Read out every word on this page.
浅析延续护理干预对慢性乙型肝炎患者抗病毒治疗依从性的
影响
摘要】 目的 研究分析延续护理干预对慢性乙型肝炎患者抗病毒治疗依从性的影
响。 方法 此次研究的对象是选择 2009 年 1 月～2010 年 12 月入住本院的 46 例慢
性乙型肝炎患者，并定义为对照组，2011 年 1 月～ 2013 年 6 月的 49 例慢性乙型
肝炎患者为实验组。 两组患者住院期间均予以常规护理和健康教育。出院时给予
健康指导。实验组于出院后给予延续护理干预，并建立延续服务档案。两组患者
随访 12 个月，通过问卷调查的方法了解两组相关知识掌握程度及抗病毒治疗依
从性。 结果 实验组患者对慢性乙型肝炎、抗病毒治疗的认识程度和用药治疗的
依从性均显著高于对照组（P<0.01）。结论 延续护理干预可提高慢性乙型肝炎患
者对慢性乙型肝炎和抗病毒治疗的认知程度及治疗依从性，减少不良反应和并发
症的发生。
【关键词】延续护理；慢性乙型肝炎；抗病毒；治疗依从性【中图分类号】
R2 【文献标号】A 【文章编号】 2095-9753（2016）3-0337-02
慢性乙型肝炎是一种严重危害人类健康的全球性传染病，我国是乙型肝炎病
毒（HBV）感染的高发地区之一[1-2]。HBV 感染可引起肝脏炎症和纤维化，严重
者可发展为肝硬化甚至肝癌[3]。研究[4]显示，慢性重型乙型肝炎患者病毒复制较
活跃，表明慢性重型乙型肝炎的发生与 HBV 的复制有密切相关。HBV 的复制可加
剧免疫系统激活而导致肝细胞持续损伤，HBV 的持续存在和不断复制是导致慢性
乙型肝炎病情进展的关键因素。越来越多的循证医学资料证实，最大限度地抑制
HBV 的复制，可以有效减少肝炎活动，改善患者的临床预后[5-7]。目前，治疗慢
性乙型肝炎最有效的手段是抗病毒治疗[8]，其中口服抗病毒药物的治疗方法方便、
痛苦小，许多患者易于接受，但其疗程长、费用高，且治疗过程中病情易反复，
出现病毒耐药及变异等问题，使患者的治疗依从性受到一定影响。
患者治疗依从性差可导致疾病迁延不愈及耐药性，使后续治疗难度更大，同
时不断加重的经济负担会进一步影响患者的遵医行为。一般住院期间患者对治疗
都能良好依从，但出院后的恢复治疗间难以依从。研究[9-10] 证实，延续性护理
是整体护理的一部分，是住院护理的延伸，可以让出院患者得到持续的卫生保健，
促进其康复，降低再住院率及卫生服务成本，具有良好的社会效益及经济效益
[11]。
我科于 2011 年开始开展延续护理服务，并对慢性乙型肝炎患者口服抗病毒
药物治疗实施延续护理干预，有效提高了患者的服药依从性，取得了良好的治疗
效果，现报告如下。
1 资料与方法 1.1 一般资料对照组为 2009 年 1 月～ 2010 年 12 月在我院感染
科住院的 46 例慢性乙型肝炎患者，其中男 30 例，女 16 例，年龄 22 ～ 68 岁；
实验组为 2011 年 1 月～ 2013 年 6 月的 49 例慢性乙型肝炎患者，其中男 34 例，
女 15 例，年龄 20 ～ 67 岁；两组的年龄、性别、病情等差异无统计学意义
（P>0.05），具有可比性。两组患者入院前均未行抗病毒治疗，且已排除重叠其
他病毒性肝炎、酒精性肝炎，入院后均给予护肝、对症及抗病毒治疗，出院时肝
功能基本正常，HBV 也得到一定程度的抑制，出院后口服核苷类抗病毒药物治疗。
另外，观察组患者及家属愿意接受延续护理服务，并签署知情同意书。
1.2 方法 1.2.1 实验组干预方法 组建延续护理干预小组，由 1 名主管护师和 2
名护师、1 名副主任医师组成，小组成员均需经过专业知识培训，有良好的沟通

___

_GIVEN EXERCISE_
Copy every line of the records word for word.

_EXERCISE ANSWER_
Read out every word on this page.
浅析延续护理干预对慢性乙型肝炎患者抗病毒治疗依从性的
影响
摘要】 目的 研究分析延续护理干预对慢性乙型肝炎患者抗病毒治疗依从性的影
响。 方法 此次研究的对象是选择 2009 年 1 月～2010 年 12 月入住本院的 46 例慢
性乙型肝炎患者，并定义为对照组，2011 年 1 月～ 2013 年 6 月的 49 例慢性乙型
肝炎患者为实验组。 两组患者住院期间均予以常规护理和健康教育。出院时给予
健康指导。实验组于出院后给予延续护理干预，并建立延续服务档案。两组患者
随访 12 个月，通过问卷调查的方法了解两组相关知识掌握程度及抗病毒治疗依
从性。 结果 实验组患者对慢性乙型肝炎、抗病毒治疗的认识程度和用药治疗的
依从性均显著高于对照组（P<0.01）。结论 延续护理干预可提高慢性乙型肝炎患
者对慢性乙型肝炎和抗病毒治疗的认知程度及治疗依从性，减少不良反应和并发
症的发生。
【关键词】延续护理；慢性乙型肝炎；抗病毒；治疗依从性【中图分类号】
R2 【文献标号】A 【文章编号】 2095-9753（2016）3-0337-02
慢性乙型肝炎是一种严重危害人类健康的全球性传染病，我国是乙型肝炎病
毒（HBV）感染的高发地区之一[1-2]。HBV 感染可引起肝脏炎症和纤维化，严重
者可发展为肝硬化甚至肝癌[3]。研究[4]显示，慢性重型乙型肝炎患者病毒复制较
活跃，表明慢性重型乙型肝炎的发生与 HBV 的复制有密切相关。HBV 的复制可加
剧免疫系统激活而导致肝细胞持续损伤，HBV 的持续存在和不断复制是导致慢性
乙型肝炎病情进展的关键因素。越来越多的循证医学资料证实，最大限度地抑制
HBV 的复制，可以有效减少肝炎活动，改善患者的临床预后[5-7]。目前，治疗慢
性乙型肝炎最有效的手段是抗病毒治疗[8]，其中口服抗病毒药物的治疗方法方便、
痛苦小，许多患者易于接受，但其疗程长、费用高，且治疗过程中病情易反复，
出现病毒耐药及变异等问题，使患者的治疗依从性受到一定影响。
患者治疗依从性差可导致疾病迁延不愈及耐药性，使后续治疗难度更大，同
时不断加重的经济负担会进一步影响患者的遵医行为。一般住院期间患者对治疗
都能良好依从，但出院后的恢复治疗间难以依从。研究[9-10] 证实，延续性护理
是整体护理的一部分，是住院护理的延伸，可以让出院患者得到持续的卫生保健，
促进其康复，降低再住院率及卫生服务成本，具有良好的社会效益及经济效益
[11]。
我科于 2011 年开始开展延续护理服务，并对慢性乙型肝炎患者口服抗病毒
药物治疗实施延续护理干预，有效提高了患者的服药依从性，取得了良好的治疗
效果，现报告如下。
1 资料与方法 1.1 一般资料对照组为 2009 年 1 月～ 2010 年 12 月在我院感染
科住院的 46 例慢性乙型肝炎患者，其中男 30 例，女 16 例，年龄 22 ～ 68 岁；
实验组为 2011 年 1 月～ 2013 年 6 月的 49 例慢性乙型肝炎患者，其中男 34 例，
女 15 例，年龄 20 ～ 67 岁；两组的年龄、性别、病情等差异无统计学意义
（P>0.05），具有可比性。两组患者入院前均未行抗病毒治疗，且已排除重叠其
他病毒性肝炎、酒精性肝炎，入院后均给予护肝、对症及抗病毒治疗，出院时肝
功能基本正常，HBV 也得到一定程度的抑制，出院后口服核苷类抗病毒药物治疗。
另外，观察组患者及家属愿意接受延续护理服务，并签署知情同意书。
1.2 方法 1.2.1 实验组干预方法 组建延续护理干预小组，由 1 名主管护师和 2
名护师、1 名副主任医师组成，小组成员均需经过专业知识培训，有良好的沟通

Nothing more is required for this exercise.